◆ AIM OF THE TASK:
Output all the data exactly. Pictures do not belong in the copy.

::::::::::

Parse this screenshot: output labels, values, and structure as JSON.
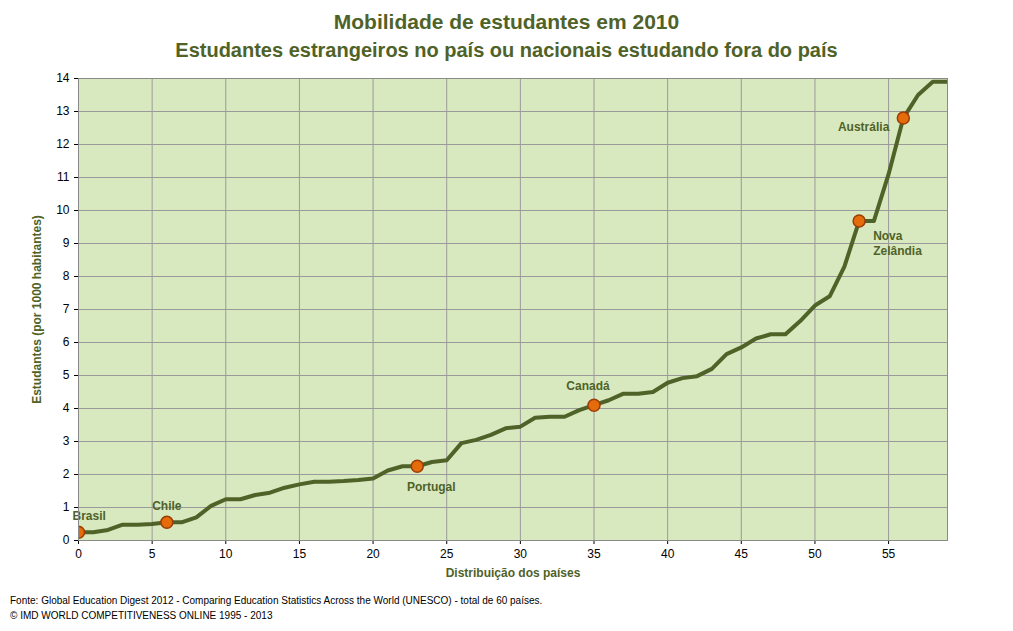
{
  "chart_data": {
    "type": "line",
    "title": "Mobilidade de estudantes em 2010",
    "subtitle": "Estudantes estrangeiros no país ou nacionais estudando fora do país",
    "x_label": "Distribuição dos países",
    "y_label": "Estudantes (por 1000 habitantes)",
    "source": "Fonte: Global Education Digest 2012 - Comparing Education Statistics Across the World (UNESCO) - total de 60 países.",
    "copyright": "© IMD WORLD COMPETITIVENESS ONLINE 1995 - 2013",
    "x": [
      0,
      1,
      2,
      3,
      4,
      5,
      6,
      7,
      8,
      9,
      10,
      11,
      12,
      13,
      14,
      15,
      16,
      17,
      18,
      19,
      20,
      21,
      22,
      23,
      24,
      25,
      26,
      27,
      28,
      29,
      30,
      31,
      32,
      33,
      34,
      35,
      36,
      37,
      38,
      39,
      40,
      41,
      42,
      43,
      44,
      45,
      46,
      47,
      48,
      49,
      50,
      51,
      52,
      53,
      54,
      55,
      56,
      57,
      58,
      59
    ],
    "values": [
      0.25,
      0.25,
      0.32,
      0.48,
      0.48,
      0.5,
      0.55,
      0.55,
      0.7,
      1.05,
      1.25,
      1.25,
      1.38,
      1.45,
      1.6,
      1.7,
      1.78,
      1.78,
      1.8,
      1.83,
      1.88,
      2.12,
      2.25,
      2.25,
      2.38,
      2.43,
      2.95,
      3.05,
      3.2,
      3.4,
      3.45,
      3.72,
      3.75,
      3.75,
      3.95,
      4.1,
      4.25,
      4.45,
      4.45,
      4.5,
      4.78,
      4.92,
      4.98,
      5.2,
      5.65,
      5.85,
      6.12,
      6.25,
      6.25,
      6.65,
      7.12,
      7.4,
      8.3,
      9.68,
      9.68,
      11.1,
      12.8,
      13.5,
      13.9,
      13.9
    ],
    "color": "#4f6228",
    "highlights": [
      {
        "x": 0,
        "label": "Brasil"
      },
      {
        "x": 6,
        "label": "Chile"
      },
      {
        "x": 23,
        "label": "Portugal"
      },
      {
        "x": 35,
        "label": "Canadá"
      },
      {
        "x": 53,
        "label": "Nova\nZelândia"
      },
      {
        "x": 56,
        "label": "Austrália"
      }
    ],
    "marker": "circle",
    "xlim": [
      0,
      59
    ],
    "xticks": [
      0,
      5,
      10,
      15,
      20,
      25,
      30,
      35,
      40,
      45,
      50,
      55
    ],
    "ylim": [
      0,
      14
    ],
    "yticks": [
      0,
      1,
      2,
      3,
      4,
      5,
      6,
      7,
      8,
      9,
      10,
      11,
      12,
      13,
      14
    ],
    "grid": true
  }
}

::::::::::

◆ RESULT FOR THIS EXERCISE:
Parse this screenshot: output labels, values, and structure as JSON.
{
  "chart_data": {
    "type": "line",
    "title": "Mobilidade de estudantes em 2010",
    "subtitle": "Estudantes estrangeiros no país ou nacionais estudando fora do país",
    "x_label": "Distribuição dos países",
    "y_label": "Estudantes (por 1000 habitantes)",
    "source": "Fonte: Global Education Digest 2012 - Comparing Education Statistics Across the World (UNESCO) - total de 60 países.",
    "copyright": "© IMD WORLD COMPETITIVENESS ONLINE 1995 - 2013",
    "x": [
      0,
      1,
      2,
      3,
      4,
      5,
      6,
      7,
      8,
      9,
      10,
      11,
      12,
      13,
      14,
      15,
      16,
      17,
      18,
      19,
      20,
      21,
      22,
      23,
      24,
      25,
      26,
      27,
      28,
      29,
      30,
      31,
      32,
      33,
      34,
      35,
      36,
      37,
      38,
      39,
      40,
      41,
      42,
      43,
      44,
      45,
      46,
      47,
      48,
      49,
      50,
      51,
      52,
      53,
      54,
      55,
      56,
      57,
      58,
      59
    ],
    "values": [
      0.25,
      0.25,
      0.32,
      0.48,
      0.48,
      0.5,
      0.55,
      0.55,
      0.7,
      1.05,
      1.25,
      1.25,
      1.38,
      1.45,
      1.6,
      1.7,
      1.78,
      1.78,
      1.8,
      1.83,
      1.88,
      2.12,
      2.25,
      2.25,
      2.38,
      2.43,
      2.95,
      3.05,
      3.2,
      3.4,
      3.45,
      3.72,
      3.75,
      3.75,
      3.95,
      4.1,
      4.25,
      4.45,
      4.45,
      4.5,
      4.78,
      4.92,
      4.98,
      5.2,
      5.65,
      5.85,
      6.12,
      6.25,
      6.25,
      6.65,
      7.12,
      7.4,
      8.3,
      9.68,
      9.68,
      11.1,
      12.8,
      13.5,
      13.9,
      13.9
    ],
    "color": "#4f6228",
    "highlights": [
      {
        "x": 0,
        "label": "Brasil"
      },
      {
        "x": 6,
        "label": "Chile"
      },
      {
        "x": 23,
        "label": "Portugal"
      },
      {
        "x": 35,
        "label": "Canadá"
      },
      {
        "x": 53,
        "label": "Nova\nZelândia"
      },
      {
        "x": 56,
        "label": "Austrália"
      }
    ],
    "marker": "circle",
    "xlim": [
      0,
      59
    ],
    "xticks": [
      0,
      5,
      10,
      15,
      20,
      25,
      30,
      35,
      40,
      45,
      50,
      55
    ],
    "ylim": [
      0,
      14
    ],
    "yticks": [
      0,
      1,
      2,
      3,
      4,
      5,
      6,
      7,
      8,
      9,
      10,
      11,
      12,
      13,
      14
    ],
    "grid": true
  }
}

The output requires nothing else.